━━━━━ RECORD EXTRACTS ━━━━━

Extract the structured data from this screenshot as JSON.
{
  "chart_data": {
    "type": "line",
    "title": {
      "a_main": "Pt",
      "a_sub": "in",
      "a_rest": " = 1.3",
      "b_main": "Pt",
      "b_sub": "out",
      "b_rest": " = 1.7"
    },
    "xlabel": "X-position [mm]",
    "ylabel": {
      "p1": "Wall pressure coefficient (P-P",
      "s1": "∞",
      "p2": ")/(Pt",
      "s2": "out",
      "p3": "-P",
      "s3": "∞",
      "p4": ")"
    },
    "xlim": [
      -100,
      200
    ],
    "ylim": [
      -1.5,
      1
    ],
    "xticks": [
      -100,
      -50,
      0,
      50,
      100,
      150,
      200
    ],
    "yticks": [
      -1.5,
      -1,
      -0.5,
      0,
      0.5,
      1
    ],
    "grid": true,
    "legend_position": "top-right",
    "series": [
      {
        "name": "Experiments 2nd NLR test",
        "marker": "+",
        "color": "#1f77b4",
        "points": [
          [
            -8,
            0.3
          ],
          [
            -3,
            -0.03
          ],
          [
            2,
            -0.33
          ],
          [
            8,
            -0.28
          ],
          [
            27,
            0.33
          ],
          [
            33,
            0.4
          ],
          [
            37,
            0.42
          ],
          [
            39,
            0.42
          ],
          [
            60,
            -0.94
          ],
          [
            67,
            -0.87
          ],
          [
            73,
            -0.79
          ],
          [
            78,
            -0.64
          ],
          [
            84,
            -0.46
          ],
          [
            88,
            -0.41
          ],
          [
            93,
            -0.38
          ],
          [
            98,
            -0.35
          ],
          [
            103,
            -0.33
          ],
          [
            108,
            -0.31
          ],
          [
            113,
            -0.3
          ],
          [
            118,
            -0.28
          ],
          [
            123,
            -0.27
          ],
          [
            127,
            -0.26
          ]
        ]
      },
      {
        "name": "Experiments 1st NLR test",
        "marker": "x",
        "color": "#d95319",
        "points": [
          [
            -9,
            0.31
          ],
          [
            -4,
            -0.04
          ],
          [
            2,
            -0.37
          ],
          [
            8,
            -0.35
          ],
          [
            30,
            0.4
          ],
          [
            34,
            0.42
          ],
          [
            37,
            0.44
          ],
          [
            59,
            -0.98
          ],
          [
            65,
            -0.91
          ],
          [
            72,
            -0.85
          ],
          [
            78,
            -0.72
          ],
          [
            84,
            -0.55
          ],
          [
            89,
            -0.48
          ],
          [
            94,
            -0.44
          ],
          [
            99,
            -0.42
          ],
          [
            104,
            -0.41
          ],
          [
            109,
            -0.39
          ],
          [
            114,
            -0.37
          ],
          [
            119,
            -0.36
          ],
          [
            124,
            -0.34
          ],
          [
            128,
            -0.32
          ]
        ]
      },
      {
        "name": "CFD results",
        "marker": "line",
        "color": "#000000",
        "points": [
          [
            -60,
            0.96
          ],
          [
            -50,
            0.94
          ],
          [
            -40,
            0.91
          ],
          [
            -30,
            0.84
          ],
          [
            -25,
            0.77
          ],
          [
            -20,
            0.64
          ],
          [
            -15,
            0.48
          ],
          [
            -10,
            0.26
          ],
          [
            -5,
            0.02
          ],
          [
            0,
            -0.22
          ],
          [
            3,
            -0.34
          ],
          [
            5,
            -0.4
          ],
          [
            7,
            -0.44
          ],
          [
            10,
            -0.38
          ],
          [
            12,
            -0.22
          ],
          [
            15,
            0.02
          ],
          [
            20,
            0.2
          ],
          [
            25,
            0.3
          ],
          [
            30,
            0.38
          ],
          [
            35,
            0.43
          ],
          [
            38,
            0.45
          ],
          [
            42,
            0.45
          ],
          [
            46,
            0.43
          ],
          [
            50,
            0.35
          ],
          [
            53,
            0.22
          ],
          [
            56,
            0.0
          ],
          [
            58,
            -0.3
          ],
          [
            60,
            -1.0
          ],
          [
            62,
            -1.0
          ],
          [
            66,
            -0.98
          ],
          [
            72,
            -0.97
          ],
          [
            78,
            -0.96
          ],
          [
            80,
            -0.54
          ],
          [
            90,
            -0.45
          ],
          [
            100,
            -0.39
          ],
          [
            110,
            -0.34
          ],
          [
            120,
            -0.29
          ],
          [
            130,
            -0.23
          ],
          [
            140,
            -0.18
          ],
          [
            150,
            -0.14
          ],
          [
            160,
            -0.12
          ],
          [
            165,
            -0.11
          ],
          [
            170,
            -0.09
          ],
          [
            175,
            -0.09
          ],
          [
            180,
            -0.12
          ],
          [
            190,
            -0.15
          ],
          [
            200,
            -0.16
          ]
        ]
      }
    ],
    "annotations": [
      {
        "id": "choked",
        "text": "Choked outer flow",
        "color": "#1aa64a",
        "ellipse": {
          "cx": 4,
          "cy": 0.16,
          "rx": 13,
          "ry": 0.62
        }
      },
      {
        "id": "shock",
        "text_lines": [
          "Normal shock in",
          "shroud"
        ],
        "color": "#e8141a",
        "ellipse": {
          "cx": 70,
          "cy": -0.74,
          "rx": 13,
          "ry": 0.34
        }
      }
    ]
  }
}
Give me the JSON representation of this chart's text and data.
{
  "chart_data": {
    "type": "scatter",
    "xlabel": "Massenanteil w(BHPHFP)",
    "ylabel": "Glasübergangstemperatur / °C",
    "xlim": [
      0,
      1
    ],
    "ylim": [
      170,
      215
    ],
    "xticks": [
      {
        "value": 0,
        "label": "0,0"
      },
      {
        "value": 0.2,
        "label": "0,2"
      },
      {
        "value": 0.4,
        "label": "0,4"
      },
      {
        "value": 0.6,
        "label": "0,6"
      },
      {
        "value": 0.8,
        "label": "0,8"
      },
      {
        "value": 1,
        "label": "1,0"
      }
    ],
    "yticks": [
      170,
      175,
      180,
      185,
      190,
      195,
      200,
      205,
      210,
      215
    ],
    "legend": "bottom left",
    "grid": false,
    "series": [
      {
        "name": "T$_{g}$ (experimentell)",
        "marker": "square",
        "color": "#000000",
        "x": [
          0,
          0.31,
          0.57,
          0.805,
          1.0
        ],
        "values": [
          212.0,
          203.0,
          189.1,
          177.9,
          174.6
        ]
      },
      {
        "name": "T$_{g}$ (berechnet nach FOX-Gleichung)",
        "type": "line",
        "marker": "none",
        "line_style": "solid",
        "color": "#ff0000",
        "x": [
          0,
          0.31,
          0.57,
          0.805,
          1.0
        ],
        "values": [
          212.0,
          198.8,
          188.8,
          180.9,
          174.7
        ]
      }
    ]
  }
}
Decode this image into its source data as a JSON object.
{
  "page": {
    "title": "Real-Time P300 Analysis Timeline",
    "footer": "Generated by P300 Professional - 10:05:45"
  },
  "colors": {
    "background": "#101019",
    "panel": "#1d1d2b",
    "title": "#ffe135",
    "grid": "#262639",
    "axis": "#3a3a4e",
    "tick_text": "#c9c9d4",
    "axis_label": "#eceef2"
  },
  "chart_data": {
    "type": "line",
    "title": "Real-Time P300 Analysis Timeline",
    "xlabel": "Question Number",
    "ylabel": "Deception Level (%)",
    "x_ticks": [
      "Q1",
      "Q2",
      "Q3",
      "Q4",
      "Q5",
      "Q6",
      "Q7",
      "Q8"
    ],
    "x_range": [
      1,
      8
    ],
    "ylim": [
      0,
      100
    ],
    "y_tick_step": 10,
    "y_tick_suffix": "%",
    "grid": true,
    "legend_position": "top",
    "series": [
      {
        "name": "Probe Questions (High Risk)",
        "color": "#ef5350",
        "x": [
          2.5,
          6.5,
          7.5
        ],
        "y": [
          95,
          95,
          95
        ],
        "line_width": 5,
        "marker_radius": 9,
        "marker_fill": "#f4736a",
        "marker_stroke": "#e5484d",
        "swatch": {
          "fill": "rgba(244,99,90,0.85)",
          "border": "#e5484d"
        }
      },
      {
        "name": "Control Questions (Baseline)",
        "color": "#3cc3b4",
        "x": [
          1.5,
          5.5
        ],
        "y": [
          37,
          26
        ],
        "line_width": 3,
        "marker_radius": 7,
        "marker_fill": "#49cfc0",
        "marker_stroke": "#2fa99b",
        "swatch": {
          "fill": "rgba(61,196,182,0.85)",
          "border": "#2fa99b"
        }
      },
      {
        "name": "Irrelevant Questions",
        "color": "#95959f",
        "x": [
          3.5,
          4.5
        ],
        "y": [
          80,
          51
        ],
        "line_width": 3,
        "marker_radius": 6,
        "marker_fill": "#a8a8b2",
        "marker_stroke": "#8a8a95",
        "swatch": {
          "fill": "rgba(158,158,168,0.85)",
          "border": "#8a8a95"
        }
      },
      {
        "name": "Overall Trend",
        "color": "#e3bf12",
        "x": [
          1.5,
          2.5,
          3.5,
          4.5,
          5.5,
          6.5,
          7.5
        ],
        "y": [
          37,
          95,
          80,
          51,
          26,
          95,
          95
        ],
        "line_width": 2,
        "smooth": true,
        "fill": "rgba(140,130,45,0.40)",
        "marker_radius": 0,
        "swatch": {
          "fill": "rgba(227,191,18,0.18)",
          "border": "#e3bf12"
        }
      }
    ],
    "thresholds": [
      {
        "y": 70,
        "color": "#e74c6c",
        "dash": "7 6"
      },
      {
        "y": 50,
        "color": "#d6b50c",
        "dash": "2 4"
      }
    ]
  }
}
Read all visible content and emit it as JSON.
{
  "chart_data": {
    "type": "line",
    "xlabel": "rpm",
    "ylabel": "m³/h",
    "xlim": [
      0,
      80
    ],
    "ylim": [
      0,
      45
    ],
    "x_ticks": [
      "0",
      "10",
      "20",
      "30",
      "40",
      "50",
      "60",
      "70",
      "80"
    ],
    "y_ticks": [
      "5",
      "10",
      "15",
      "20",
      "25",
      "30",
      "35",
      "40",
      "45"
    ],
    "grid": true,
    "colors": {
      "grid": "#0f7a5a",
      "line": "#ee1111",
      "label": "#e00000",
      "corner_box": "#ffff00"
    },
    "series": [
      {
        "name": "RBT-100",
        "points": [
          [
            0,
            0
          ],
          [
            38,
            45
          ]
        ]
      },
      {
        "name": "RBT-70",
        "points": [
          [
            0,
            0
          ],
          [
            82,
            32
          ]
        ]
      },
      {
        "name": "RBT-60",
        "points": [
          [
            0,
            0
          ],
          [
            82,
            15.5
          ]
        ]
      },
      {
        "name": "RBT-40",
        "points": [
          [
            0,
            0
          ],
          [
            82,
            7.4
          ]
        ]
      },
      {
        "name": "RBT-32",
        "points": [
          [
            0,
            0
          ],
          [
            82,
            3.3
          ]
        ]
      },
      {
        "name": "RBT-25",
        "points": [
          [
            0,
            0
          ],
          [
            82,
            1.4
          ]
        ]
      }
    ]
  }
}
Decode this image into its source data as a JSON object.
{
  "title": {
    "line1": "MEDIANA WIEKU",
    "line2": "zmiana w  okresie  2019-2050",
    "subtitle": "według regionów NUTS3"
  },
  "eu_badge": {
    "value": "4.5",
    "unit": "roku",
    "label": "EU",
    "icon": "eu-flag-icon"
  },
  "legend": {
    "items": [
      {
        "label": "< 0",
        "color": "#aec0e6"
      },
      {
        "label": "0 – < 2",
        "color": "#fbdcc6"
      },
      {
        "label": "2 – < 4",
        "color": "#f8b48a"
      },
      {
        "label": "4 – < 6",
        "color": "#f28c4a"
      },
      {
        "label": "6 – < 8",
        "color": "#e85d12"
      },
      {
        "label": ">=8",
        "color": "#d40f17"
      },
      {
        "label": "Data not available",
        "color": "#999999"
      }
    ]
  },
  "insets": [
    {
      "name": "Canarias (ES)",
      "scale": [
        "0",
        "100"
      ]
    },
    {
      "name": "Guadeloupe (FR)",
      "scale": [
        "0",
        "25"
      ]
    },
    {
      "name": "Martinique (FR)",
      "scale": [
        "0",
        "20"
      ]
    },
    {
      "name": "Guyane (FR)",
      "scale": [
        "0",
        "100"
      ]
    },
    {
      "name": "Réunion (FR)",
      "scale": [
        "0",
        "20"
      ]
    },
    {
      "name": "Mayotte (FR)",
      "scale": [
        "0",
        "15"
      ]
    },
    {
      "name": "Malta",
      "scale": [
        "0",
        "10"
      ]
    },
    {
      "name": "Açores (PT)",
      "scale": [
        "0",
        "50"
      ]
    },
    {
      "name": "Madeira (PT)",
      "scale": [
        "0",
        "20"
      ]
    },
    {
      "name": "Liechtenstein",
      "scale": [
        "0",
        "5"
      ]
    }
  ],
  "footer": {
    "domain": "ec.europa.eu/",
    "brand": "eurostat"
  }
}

━━━━━

WHAT THE EXERCISE ASKS>
Determine how many lines in the listing above hold the string "xlabel", then write only the number.

IN RESPONSE>
4